▸ Set task:
State the number of lines in these records that include the word "JSON", and add nothing to it.

▸ Data:
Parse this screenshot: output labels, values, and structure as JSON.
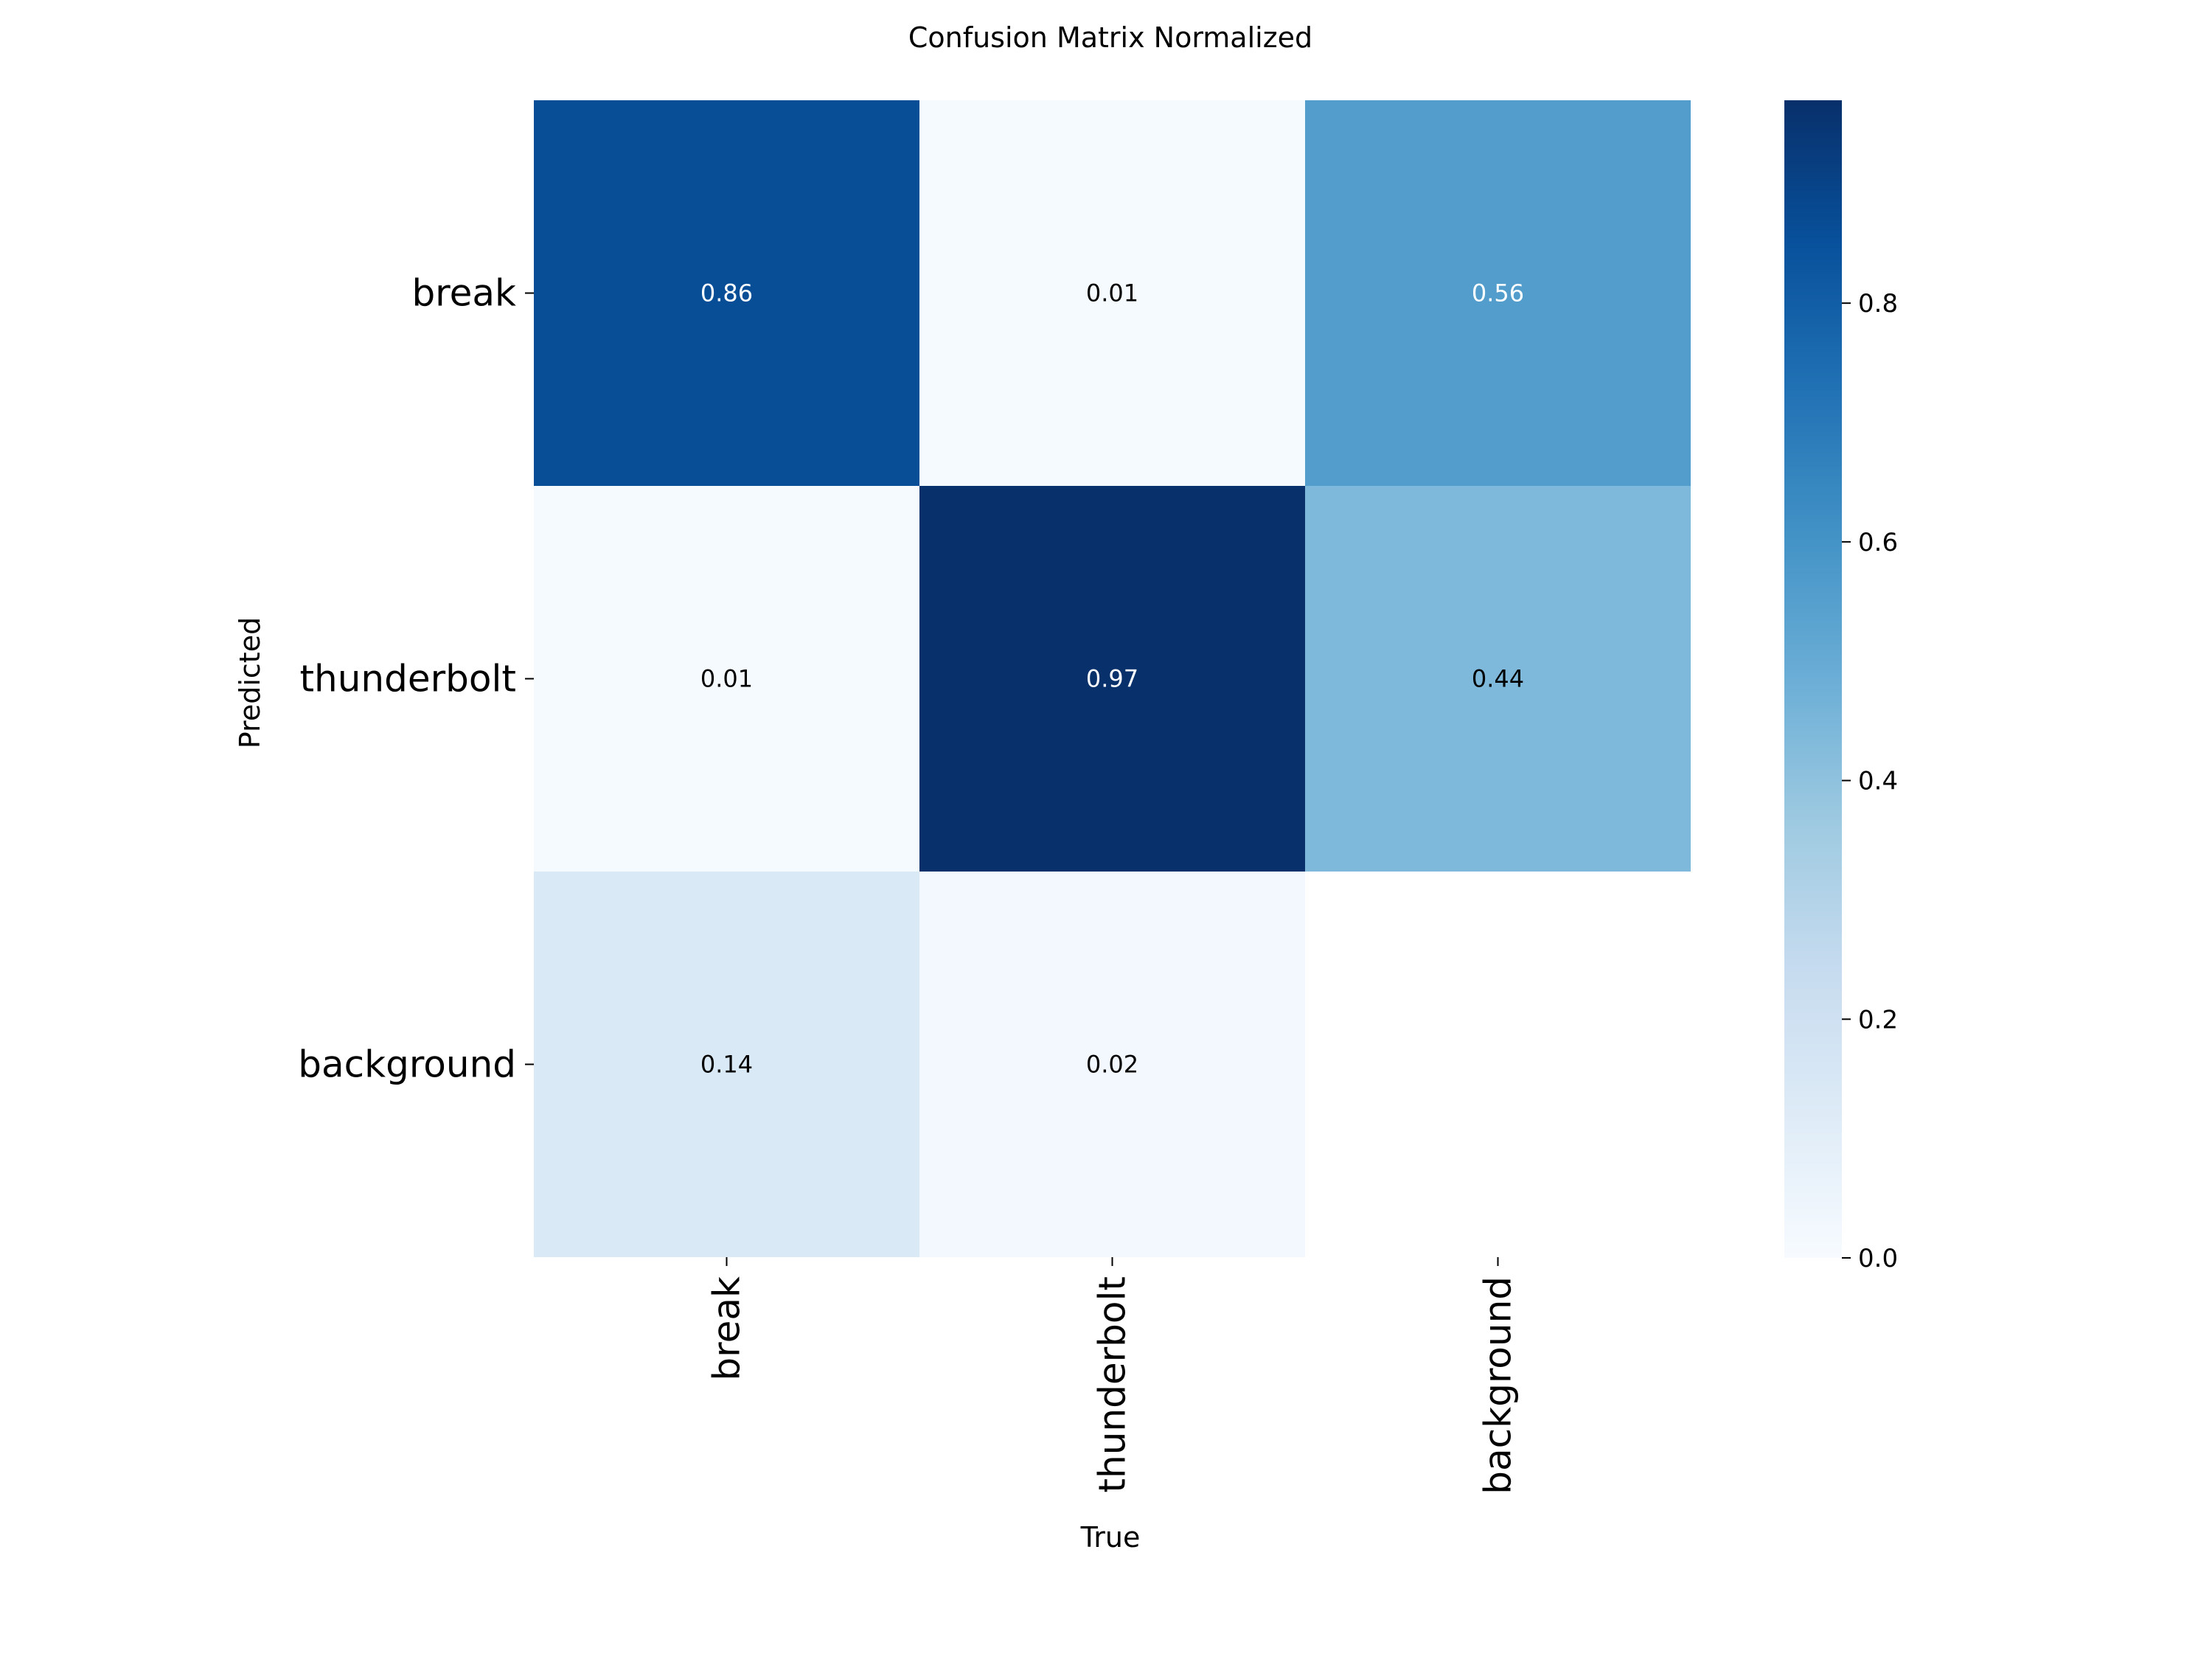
{
  "chart_data": {
    "type": "heatmap",
    "title": "Confusion Matrix Normalized",
    "xlabel": "True",
    "ylabel": "Predicted",
    "x_categories": [
      "break",
      "thunderbolt",
      "background"
    ],
    "y_categories": [
      "break",
      "thunderbolt",
      "background"
    ],
    "values": [
      [
        0.86,
        0.01,
        0.56
      ],
      [
        0.01,
        0.97,
        0.44
      ],
      [
        0.14,
        0.02,
        null
      ]
    ],
    "value_labels": [
      [
        "0.86",
        "0.01",
        "0.56"
      ],
      [
        "0.01",
        "0.97",
        "0.44"
      ],
      [
        "0.14",
        "0.02",
        ""
      ]
    ],
    "colormap": "Blues",
    "vmin": 0.0,
    "vmax": 0.97,
    "colorbar_ticks": [
      0.0,
      0.2,
      0.4,
      0.6,
      0.8
    ],
    "colorbar_tick_labels": [
      "0.0",
      "0.2",
      "0.4",
      "0.6",
      "0.8"
    ],
    "grid": false
  }
}
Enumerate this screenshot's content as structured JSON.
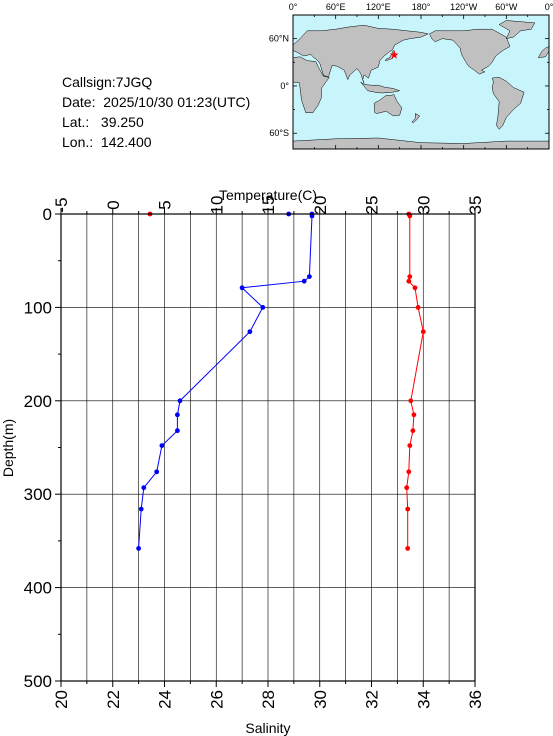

▸ Task result:
2